■ **Excerpts from a figure dataset**

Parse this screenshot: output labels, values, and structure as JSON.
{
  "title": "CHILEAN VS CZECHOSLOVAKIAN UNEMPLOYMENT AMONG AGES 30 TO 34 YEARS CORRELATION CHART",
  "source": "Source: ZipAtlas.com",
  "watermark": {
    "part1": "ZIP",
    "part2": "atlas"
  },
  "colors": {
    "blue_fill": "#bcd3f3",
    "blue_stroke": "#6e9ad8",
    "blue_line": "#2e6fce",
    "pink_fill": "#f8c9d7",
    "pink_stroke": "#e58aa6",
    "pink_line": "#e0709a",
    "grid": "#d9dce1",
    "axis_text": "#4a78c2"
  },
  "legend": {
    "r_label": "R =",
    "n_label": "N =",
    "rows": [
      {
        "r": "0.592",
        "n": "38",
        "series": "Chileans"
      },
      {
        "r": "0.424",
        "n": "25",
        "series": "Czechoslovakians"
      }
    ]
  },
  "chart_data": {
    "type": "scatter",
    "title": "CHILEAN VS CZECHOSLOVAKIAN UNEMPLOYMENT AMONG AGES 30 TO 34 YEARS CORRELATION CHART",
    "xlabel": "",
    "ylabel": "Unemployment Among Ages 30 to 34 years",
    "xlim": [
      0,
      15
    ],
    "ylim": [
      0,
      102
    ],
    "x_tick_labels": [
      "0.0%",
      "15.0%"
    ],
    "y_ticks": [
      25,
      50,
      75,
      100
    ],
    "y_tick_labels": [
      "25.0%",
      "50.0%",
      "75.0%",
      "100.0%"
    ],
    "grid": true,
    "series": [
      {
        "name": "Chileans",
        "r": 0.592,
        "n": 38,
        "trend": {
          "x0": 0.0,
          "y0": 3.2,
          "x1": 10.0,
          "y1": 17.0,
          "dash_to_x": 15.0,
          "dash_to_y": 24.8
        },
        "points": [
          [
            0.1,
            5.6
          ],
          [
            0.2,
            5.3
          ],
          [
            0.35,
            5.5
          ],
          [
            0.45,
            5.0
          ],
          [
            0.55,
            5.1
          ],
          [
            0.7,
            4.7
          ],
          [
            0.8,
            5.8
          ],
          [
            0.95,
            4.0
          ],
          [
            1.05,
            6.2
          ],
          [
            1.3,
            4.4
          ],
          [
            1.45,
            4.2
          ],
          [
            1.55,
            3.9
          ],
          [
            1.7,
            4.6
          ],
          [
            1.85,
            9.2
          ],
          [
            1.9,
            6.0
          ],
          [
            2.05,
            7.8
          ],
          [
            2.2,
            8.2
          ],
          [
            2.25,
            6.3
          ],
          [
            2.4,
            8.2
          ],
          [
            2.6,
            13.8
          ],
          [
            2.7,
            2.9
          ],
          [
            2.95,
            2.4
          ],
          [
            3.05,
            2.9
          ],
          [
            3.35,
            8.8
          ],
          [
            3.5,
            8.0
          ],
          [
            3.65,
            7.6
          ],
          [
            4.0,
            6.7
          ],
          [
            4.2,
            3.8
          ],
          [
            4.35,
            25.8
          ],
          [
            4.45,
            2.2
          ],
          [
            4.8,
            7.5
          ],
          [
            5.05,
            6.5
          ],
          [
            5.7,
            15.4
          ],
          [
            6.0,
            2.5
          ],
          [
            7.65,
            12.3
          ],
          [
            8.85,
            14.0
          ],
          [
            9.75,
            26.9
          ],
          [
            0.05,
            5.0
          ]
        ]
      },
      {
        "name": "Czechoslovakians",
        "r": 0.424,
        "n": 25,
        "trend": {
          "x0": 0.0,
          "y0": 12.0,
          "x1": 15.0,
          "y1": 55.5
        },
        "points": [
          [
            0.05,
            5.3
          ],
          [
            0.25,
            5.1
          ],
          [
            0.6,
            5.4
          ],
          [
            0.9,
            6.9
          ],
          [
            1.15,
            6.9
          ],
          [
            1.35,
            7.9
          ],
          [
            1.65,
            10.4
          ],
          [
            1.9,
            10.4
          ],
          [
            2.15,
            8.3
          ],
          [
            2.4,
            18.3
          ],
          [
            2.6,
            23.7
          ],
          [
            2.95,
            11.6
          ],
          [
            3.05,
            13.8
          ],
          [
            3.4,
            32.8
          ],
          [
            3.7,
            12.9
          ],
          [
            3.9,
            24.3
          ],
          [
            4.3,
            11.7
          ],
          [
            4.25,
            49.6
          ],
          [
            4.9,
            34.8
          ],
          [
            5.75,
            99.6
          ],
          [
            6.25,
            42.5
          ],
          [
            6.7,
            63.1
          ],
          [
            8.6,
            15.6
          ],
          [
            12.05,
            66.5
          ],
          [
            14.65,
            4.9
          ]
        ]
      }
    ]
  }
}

■ **Exercise aim**
Retype the material in full. Each word must match.

■ **Answer for this exercise**
Parse this screenshot: output labels, values, and structure as JSON.
{
  "title": "CHILEAN VS CZECHOSLOVAKIAN UNEMPLOYMENT AMONG AGES 30 TO 34 YEARS CORRELATION CHART",
  "source": "Source: ZipAtlas.com",
  "watermark": {
    "part1": "ZIP",
    "part2": "atlas"
  },
  "colors": {
    "blue_fill": "#bcd3f3",
    "blue_stroke": "#6e9ad8",
    "blue_line": "#2e6fce",
    "pink_fill": "#f8c9d7",
    "pink_stroke": "#e58aa6",
    "pink_line": "#e0709a",
    "grid": "#d9dce1",
    "axis_text": "#4a78c2"
  },
  "legend": {
    "r_label": "R =",
    "n_label": "N =",
    "rows": [
      {
        "r": "0.592",
        "n": "38",
        "series": "Chileans"
      },
      {
        "r": "0.424",
        "n": "25",
        "series": "Czechoslovakians"
      }
    ]
  },
  "chart_data": {
    "type": "scatter",
    "title": "CHILEAN VS CZECHOSLOVAKIAN UNEMPLOYMENT AMONG AGES 30 TO 34 YEARS CORRELATION CHART",
    "xlabel": "",
    "ylabel": "Unemployment Among Ages 30 to 34 years",
    "xlim": [
      0,
      15
    ],
    "ylim": [
      0,
      102
    ],
    "x_tick_labels": [
      "0.0%",
      "15.0%"
    ],
    "y_ticks": [
      25,
      50,
      75,
      100
    ],
    "y_tick_labels": [
      "25.0%",
      "50.0%",
      "75.0%",
      "100.0%"
    ],
    "grid": true,
    "series": [
      {
        "name": "Chileans",
        "r": 0.592,
        "n": 38,
        "trend": {
          "x0": 0.0,
          "y0": 3.2,
          "x1": 10.0,
          "y1": 17.0,
          "dash_to_x": 15.0,
          "dash_to_y": 24.8
        },
        "points": [
          [
            0.1,
            5.6
          ],
          [
            0.2,
            5.3
          ],
          [
            0.35,
            5.5
          ],
          [
            0.45,
            5.0
          ],
          [
            0.55,
            5.1
          ],
          [
            0.7,
            4.7
          ],
          [
            0.8,
            5.8
          ],
          [
            0.95,
            4.0
          ],
          [
            1.05,
            6.2
          ],
          [
            1.3,
            4.4
          ],
          [
            1.45,
            4.2
          ],
          [
            1.55,
            3.9
          ],
          [
            1.7,
            4.6
          ],
          [
            1.85,
            9.2
          ],
          [
            1.9,
            6.0
          ],
          [
            2.05,
            7.8
          ],
          [
            2.2,
            8.2
          ],
          [
            2.25,
            6.3
          ],
          [
            2.4,
            8.2
          ],
          [
            2.6,
            13.8
          ],
          [
            2.7,
            2.9
          ],
          [
            2.95,
            2.4
          ],
          [
            3.05,
            2.9
          ],
          [
            3.35,
            8.8
          ],
          [
            3.5,
            8.0
          ],
          [
            3.65,
            7.6
          ],
          [
            4.0,
            6.7
          ],
          [
            4.2,
            3.8
          ],
          [
            4.35,
            25.8
          ],
          [
            4.45,
            2.2
          ],
          [
            4.8,
            7.5
          ],
          [
            5.05,
            6.5
          ],
          [
            5.7,
            15.4
          ],
          [
            6.0,
            2.5
          ],
          [
            7.65,
            12.3
          ],
          [
            8.85,
            14.0
          ],
          [
            9.75,
            26.9
          ],
          [
            0.05,
            5.0
          ]
        ]
      },
      {
        "name": "Czechoslovakians",
        "r": 0.424,
        "n": 25,
        "trend": {
          "x0": 0.0,
          "y0": 12.0,
          "x1": 15.0,
          "y1": 55.5
        },
        "points": [
          [
            0.05,
            5.3
          ],
          [
            0.25,
            5.1
          ],
          [
            0.6,
            5.4
          ],
          [
            0.9,
            6.9
          ],
          [
            1.15,
            6.9
          ],
          [
            1.35,
            7.9
          ],
          [
            1.65,
            10.4
          ],
          [
            1.9,
            10.4
          ],
          [
            2.15,
            8.3
          ],
          [
            2.4,
            18.3
          ],
          [
            2.6,
            23.7
          ],
          [
            2.95,
            11.6
          ],
          [
            3.05,
            13.8
          ],
          [
            3.4,
            32.8
          ],
          [
            3.7,
            12.9
          ],
          [
            3.9,
            24.3
          ],
          [
            4.3,
            11.7
          ],
          [
            4.25,
            49.6
          ],
          [
            4.9,
            34.8
          ],
          [
            5.75,
            99.6
          ],
          [
            6.25,
            42.5
          ],
          [
            6.7,
            63.1
          ],
          [
            8.6,
            15.6
          ],
          [
            12.05,
            66.5
          ],
          [
            14.65,
            4.9
          ]
        ]
      }
    ]
  }
}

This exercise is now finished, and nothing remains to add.